*** SUPPLIED PASSAGE Section Begins ***
I was very very much into High Guard/TCS in the mid-80s, only to get so caught up in Grad school in 91/92 period and due to the lack of a community of people in my peer group in Grad School interested in RPGs or Traveller lost interest. I might have for a period of weeks in the late 90s very briefly returned to HighGuard/TCS things once or twice but again others things and job concerns pushed playing aside. But I caught the bug again, especially after the release of T5 and digital access I caught up with things over the past few months. And again I am returning to my interesting in TCS ops.

This personal point is an intro to the discussion of Naval ops. I have seen lots of discussion about unit sizes and when I look at the key official materials such as Rebellion Sourcebook, Fighting Ships of the Shattered Imperium and the Mongoose Sector Fleet (as its currently called vs its earlier published version). And I must admit the MegaTraveller items often leave me more confused with the unit sizes simply making no sense what so ever. And there is real contradictions between the info in the Fighting Ships of the Shattered Imperium and the descriptions of the unit activity and sizes of forces implied in the Rebellion Sourcebook and TNS newsflashes dealing with things.

The Squadron sizes presented in the Fighting Ships of the Shattered Imperium simply under rate the need of the escort force in such sized units even if they operate within a larger fleet. Given the reality of J-space coordinating that all squ units hit the target at the same moments suggest having separate EscortRons for a Fleet engagement is rather risky that your battle units enter in but w/o escorts. And the escort numbers in the charts of the different Squadrons in Fighting Ship of the Shattered Imperium just made no sense at all (esp the size and number of Auxiliaries as well).
*** SUPPLIED PASSAGE Section Ends ***
*** DATASET EXCERPTS Section Begins ***
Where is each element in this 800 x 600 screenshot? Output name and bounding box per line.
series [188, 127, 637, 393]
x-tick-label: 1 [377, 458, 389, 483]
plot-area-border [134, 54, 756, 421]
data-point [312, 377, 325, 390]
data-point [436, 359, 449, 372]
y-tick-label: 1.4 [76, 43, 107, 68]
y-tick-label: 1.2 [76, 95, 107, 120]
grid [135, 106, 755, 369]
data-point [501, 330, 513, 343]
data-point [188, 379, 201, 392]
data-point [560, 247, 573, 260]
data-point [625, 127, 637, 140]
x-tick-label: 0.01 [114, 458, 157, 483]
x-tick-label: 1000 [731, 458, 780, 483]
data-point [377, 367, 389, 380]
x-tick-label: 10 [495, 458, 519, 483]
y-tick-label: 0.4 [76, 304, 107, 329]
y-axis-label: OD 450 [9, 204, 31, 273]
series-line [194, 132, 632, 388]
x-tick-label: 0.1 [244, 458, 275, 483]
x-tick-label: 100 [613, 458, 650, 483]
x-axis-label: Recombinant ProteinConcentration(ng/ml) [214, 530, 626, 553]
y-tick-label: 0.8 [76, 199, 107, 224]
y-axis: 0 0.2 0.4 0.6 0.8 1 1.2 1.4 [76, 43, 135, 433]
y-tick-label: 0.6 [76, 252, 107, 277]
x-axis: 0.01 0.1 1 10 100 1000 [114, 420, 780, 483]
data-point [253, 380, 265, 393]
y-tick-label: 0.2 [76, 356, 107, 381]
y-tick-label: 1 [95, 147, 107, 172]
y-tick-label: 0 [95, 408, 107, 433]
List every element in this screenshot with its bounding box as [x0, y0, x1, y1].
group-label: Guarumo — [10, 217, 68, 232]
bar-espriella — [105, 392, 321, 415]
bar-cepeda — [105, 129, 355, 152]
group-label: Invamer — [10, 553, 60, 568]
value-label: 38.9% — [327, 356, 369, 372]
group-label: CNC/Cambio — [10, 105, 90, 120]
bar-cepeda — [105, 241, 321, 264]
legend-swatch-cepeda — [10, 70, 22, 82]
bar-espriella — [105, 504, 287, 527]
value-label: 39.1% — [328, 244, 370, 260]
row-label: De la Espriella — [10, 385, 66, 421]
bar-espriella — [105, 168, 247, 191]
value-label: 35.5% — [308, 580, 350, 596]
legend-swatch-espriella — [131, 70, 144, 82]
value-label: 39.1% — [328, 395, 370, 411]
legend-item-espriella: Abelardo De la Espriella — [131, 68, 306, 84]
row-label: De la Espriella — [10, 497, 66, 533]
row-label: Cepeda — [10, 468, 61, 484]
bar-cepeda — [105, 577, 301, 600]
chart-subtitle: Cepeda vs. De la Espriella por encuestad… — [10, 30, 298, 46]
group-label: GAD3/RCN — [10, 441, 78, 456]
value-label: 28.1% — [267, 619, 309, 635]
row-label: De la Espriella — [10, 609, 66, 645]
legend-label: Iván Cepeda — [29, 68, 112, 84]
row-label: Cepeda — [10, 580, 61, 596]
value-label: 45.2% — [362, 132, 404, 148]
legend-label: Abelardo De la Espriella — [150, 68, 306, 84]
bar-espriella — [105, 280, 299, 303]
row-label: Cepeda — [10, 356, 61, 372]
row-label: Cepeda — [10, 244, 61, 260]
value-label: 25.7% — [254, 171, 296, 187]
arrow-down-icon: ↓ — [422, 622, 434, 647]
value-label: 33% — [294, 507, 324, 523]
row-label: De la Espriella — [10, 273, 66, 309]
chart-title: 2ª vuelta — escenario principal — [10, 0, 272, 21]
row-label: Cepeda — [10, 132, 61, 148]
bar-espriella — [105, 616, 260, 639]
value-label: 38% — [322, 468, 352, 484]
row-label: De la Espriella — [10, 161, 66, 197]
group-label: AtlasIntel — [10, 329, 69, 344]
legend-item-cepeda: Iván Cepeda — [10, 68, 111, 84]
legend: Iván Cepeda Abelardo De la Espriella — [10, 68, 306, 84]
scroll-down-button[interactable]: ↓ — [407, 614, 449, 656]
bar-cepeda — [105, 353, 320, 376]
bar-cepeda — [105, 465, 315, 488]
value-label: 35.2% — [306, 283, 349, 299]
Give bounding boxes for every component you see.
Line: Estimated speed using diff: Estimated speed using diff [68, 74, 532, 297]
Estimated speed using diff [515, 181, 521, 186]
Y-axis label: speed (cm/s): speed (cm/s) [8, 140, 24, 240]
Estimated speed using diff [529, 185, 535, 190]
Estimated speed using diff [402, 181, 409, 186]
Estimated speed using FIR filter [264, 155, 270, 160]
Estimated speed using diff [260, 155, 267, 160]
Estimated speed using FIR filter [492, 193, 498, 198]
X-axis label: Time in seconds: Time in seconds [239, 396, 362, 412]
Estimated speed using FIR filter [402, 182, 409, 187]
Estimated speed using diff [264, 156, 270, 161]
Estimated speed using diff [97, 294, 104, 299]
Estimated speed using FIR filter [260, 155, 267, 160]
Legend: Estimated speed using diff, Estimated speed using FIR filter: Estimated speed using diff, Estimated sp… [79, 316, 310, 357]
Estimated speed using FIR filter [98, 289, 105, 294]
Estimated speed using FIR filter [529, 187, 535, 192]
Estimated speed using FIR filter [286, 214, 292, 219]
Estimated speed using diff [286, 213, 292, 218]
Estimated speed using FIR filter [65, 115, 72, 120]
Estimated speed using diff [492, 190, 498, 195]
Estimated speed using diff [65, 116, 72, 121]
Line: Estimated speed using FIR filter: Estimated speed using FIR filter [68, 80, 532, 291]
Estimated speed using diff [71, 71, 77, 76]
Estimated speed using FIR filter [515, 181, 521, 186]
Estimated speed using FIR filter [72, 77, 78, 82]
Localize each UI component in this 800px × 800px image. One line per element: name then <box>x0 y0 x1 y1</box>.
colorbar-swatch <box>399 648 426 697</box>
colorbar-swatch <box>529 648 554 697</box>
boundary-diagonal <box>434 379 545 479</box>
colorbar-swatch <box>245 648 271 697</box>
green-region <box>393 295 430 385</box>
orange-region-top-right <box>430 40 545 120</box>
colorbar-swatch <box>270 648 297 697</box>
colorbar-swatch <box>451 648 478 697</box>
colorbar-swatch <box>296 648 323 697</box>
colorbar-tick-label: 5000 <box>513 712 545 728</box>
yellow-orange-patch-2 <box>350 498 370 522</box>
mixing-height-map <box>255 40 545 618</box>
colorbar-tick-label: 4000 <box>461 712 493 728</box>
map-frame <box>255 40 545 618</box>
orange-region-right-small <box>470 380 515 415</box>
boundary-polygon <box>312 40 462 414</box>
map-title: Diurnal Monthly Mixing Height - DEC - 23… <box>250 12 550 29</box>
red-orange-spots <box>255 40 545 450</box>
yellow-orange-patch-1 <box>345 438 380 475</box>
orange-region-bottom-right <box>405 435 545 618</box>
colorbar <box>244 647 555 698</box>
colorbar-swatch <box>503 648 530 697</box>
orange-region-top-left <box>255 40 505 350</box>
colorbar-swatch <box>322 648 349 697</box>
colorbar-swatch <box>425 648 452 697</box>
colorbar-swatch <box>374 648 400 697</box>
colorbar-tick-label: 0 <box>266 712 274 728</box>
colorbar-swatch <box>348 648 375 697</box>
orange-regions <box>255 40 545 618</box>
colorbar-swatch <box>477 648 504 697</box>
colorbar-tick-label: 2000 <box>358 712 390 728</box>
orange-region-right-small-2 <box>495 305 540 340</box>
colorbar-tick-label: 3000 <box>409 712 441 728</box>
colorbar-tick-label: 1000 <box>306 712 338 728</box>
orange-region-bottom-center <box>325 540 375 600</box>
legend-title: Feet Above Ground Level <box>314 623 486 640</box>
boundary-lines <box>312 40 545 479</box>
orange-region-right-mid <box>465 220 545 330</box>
*** DATASET EXCERPTS Section Ends ***
▶ _TASKS TO PERFORM_:
A. Condense the paragraph of the Traveller naval operations post that begins "The Squadron sizes presented" into a short bulleted list that keeps its main points.
B. Write the next paragraph of the Traveller naval operations post, picking up after its final sentence.

▶ _ANSWERS PROVIDED_:
A.
- The squadron sizes in Fighting Ships of the Shattered Imperium underrate the escort force such units need, even when they operate within a larger fleet.
- Jump space makes it hard to coordinate all squadron units hitting the target at the same moment, so relying on separate escort squadrons in a fleet engagement risks battle units arriving without escorts.
- The escort numbers in that book's squadron charts make no sense, especially the size and number of auxiliaries.

B.
In a unit size discussion that I saw in another CoI posting is the trigger of these comments. There the discussion suggested a view that the norm being an 8 [-10] ship squadrons. Again I think people get this number because of inconsistancies in the MegaTraveller mentioned above. I hold that this number [of 8-10] points to the main type of ship that organizes the Squadron and is not counting the Fleet Escort (Destroyers, Frigates), Scouts and Auxiliaries necessary for the effective screening of a unit.

But I would suggest that full force (pre-Rebellion) Active/NonReserve Imperial Fleet squadron battle orders would, in my opinion look somewhat like this:

Yes BatRon composed of the Battle Rider form will have 8 battle riders and the tender/tenders (2-3 depending on size of tenders being used) necessary to transport (Rider units have their Aux units as non-Jump support ships that are). Also BattleRider units will have J-capable escorts with them often for the role of protecting the tenders rather than the Monitors/Riders... who often fight without Escorts supporting them.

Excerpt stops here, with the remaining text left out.